** Start **
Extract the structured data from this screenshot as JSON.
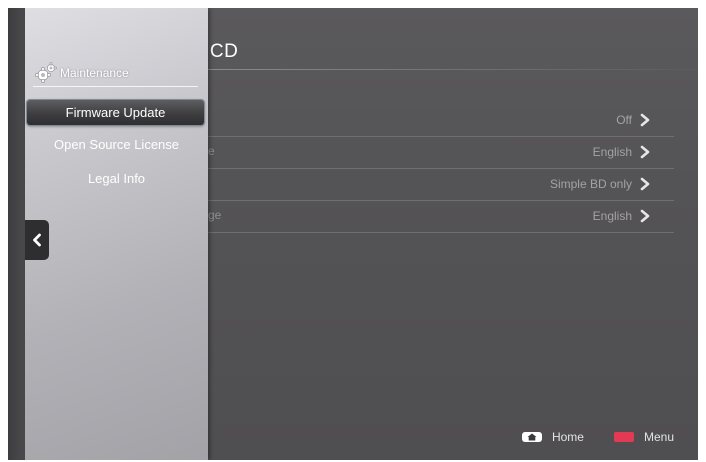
{
  "background_page": {
    "title_fragment": "o CD",
    "settings": [
      {
        "label_fragment": "",
        "value": "Off"
      },
      {
        "label_fragment": "e",
        "value": "English"
      },
      {
        "label_fragment": "",
        "value": "Simple BD only"
      },
      {
        "label_fragment": "ge",
        "value": "English"
      }
    ]
  },
  "panel": {
    "icon": "gear-icon",
    "title": "Maintenance",
    "items": [
      {
        "label": "Firmware Update",
        "selected": true
      },
      {
        "label": "Open Source License",
        "selected": false
      },
      {
        "label": "Legal Info",
        "selected": false
      }
    ],
    "back_icon": "chevron-left-icon"
  },
  "footer": {
    "home_label": "Home",
    "menu_label": "Menu",
    "home_icon": "home-icon",
    "menu_key_color": "#e23a55"
  }
}
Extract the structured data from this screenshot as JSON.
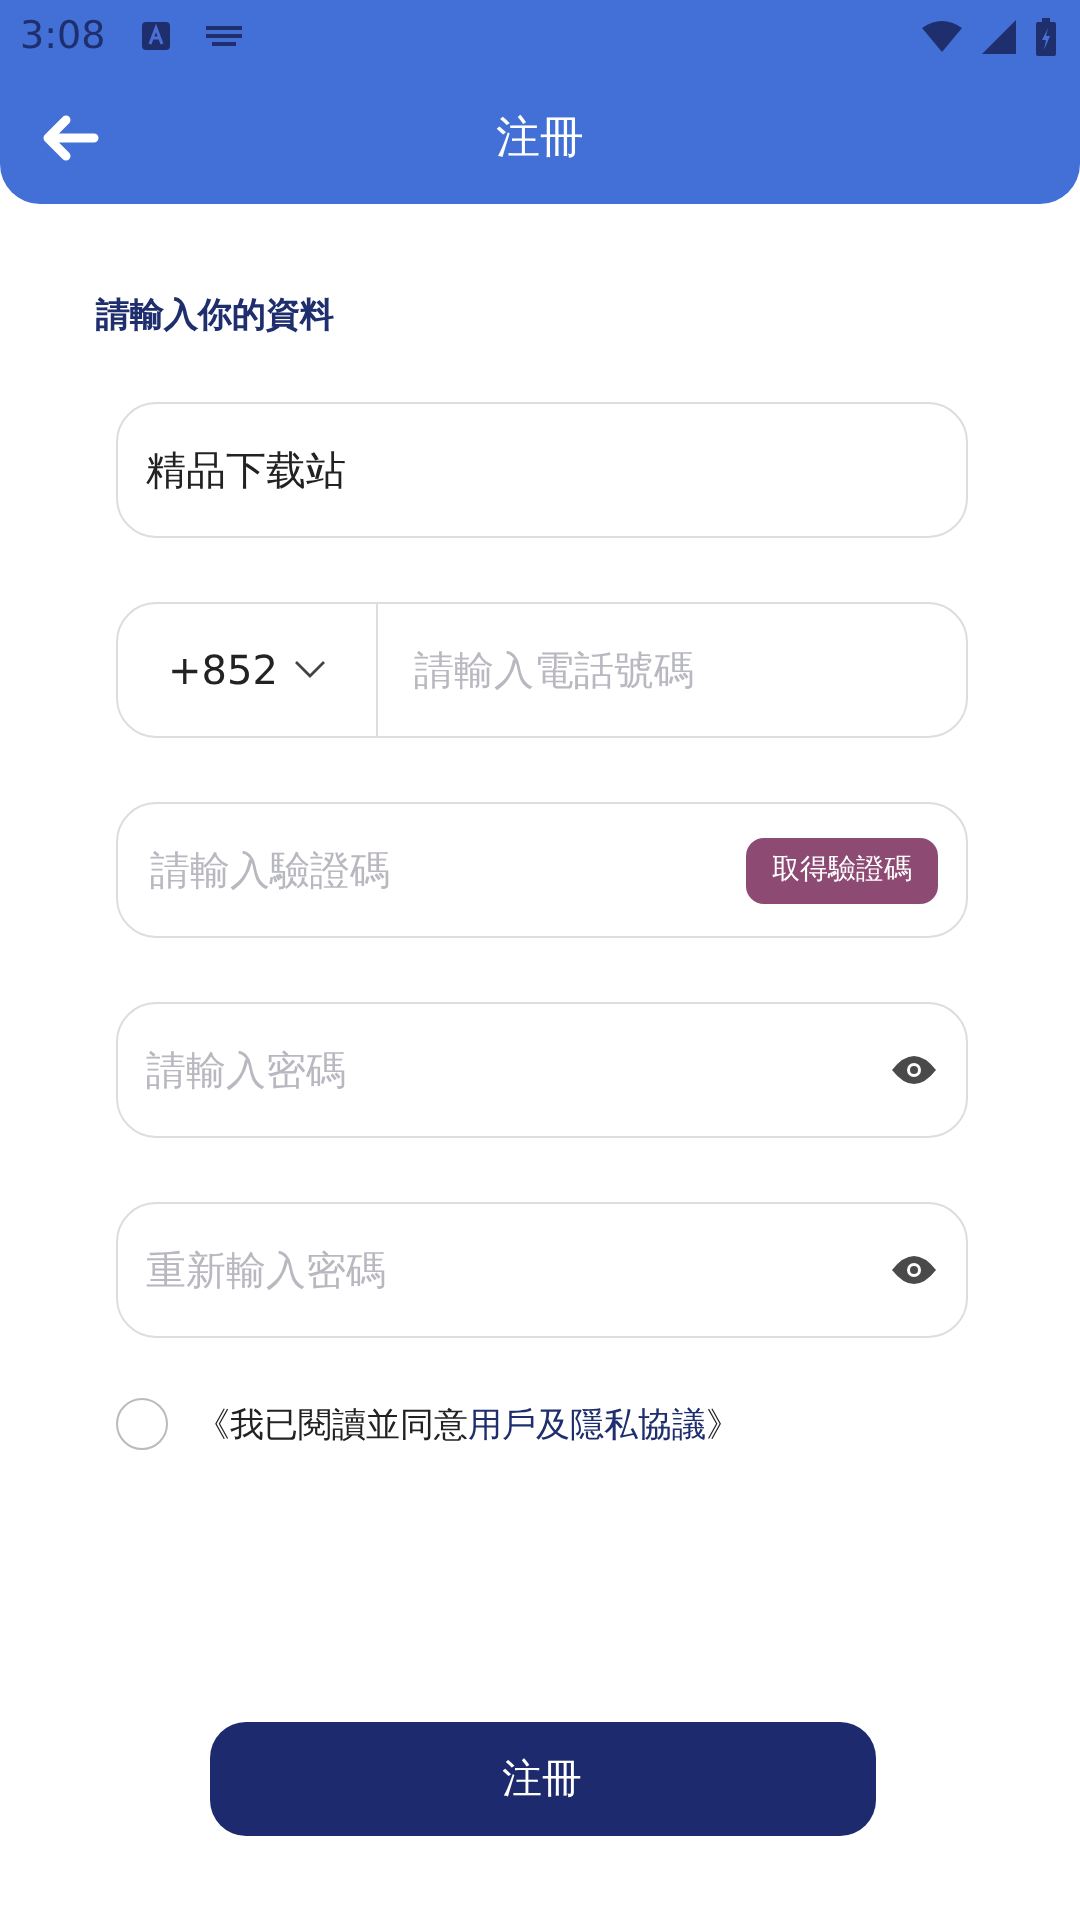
** End **
Every record above should be written out again without change, except that the pictures are left out.

• [EXERCISE RESPONSE]
Extract the structured data from this screenshot as JSON.
{
  "background_page": {
    "title_fragment": "o CD",
    "settings": [
      {
        "label_fragment": "",
        "value": "Off"
      },
      {
        "label_fragment": "e",
        "value": "English"
      },
      {
        "label_fragment": "",
        "value": "Simple BD only"
      },
      {
        "label_fragment": "ge",
        "value": "English"
      }
    ]
  },
  "panel": {
    "icon": "gear-icon",
    "title": "Maintenance",
    "items": [
      {
        "label": "Firmware Update",
        "selected": true
      },
      {
        "label": "Open Source License",
        "selected": false
      },
      {
        "label": "Legal Info",
        "selected": false
      }
    ],
    "back_icon": "chevron-left-icon"
  },
  "footer": {
    "home_label": "Home",
    "menu_label": "Menu",
    "home_icon": "home-icon",
    "menu_key_color": "#e23a55"
  }
}
Extract the structured data from this screenshot as JSON.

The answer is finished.